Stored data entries
Start
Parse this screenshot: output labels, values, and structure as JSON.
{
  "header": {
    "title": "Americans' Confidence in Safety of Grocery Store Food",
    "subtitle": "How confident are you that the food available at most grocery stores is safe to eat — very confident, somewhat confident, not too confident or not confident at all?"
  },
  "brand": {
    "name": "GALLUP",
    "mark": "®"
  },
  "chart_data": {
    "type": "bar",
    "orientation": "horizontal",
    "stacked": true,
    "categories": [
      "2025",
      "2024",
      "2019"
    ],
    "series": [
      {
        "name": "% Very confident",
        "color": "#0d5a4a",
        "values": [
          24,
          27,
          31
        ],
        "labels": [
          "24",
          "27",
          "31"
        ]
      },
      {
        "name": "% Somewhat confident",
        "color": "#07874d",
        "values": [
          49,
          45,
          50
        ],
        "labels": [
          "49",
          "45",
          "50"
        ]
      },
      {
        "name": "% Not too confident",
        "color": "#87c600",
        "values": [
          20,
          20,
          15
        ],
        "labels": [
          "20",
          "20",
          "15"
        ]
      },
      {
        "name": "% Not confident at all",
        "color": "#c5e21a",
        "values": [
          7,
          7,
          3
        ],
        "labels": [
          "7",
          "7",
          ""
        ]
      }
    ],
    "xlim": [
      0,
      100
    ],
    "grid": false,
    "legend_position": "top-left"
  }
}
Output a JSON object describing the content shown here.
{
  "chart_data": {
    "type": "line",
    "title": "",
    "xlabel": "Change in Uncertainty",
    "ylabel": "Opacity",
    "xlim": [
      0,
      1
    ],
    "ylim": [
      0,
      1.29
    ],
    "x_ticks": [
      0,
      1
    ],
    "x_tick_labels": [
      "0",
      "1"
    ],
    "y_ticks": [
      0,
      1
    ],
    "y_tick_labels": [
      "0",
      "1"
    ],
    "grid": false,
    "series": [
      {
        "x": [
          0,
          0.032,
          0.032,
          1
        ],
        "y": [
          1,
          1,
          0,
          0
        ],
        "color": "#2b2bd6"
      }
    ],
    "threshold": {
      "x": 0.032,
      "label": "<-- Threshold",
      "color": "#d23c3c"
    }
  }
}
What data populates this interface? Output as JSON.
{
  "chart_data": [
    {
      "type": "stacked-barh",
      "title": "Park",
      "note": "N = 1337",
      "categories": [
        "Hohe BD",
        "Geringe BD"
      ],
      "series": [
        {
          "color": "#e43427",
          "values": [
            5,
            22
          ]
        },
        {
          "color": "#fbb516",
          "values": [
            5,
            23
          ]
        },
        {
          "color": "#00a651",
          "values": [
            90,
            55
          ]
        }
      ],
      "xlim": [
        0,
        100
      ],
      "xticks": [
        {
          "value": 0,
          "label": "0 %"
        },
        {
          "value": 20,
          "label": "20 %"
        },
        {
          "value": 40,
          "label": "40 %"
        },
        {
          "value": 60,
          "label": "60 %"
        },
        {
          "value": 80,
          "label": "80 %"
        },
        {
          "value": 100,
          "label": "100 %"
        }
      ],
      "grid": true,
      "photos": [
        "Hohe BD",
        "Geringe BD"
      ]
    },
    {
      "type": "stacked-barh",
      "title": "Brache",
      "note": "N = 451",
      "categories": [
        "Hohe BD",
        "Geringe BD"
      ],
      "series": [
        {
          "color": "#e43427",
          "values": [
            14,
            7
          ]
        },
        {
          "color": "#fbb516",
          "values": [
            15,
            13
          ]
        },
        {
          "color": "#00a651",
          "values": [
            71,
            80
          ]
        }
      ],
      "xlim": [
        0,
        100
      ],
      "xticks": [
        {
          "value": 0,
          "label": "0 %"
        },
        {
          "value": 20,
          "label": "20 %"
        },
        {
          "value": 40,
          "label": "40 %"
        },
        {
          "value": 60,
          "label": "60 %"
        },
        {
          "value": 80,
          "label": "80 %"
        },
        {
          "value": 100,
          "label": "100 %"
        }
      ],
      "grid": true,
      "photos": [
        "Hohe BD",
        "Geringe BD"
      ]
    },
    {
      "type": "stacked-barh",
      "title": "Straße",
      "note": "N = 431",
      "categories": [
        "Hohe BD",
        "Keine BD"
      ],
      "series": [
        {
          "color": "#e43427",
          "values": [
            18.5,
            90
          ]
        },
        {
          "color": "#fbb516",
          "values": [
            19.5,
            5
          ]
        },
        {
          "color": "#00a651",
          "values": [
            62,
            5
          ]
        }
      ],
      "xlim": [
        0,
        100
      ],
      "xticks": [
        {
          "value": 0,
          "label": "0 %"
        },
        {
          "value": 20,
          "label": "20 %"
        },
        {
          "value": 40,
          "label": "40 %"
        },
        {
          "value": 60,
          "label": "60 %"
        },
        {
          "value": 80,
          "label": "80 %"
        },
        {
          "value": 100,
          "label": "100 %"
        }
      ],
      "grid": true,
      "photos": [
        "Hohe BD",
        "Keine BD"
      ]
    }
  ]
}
End
Exercise directions ▸ In the records, locate each line holding the string "JSON" and copy it.

Full response ▸
Parse this screenshot: output labels, values, and structure as JSON.
Output a JSON object describing the content shown here.
What data populates this interface? Output as JSON.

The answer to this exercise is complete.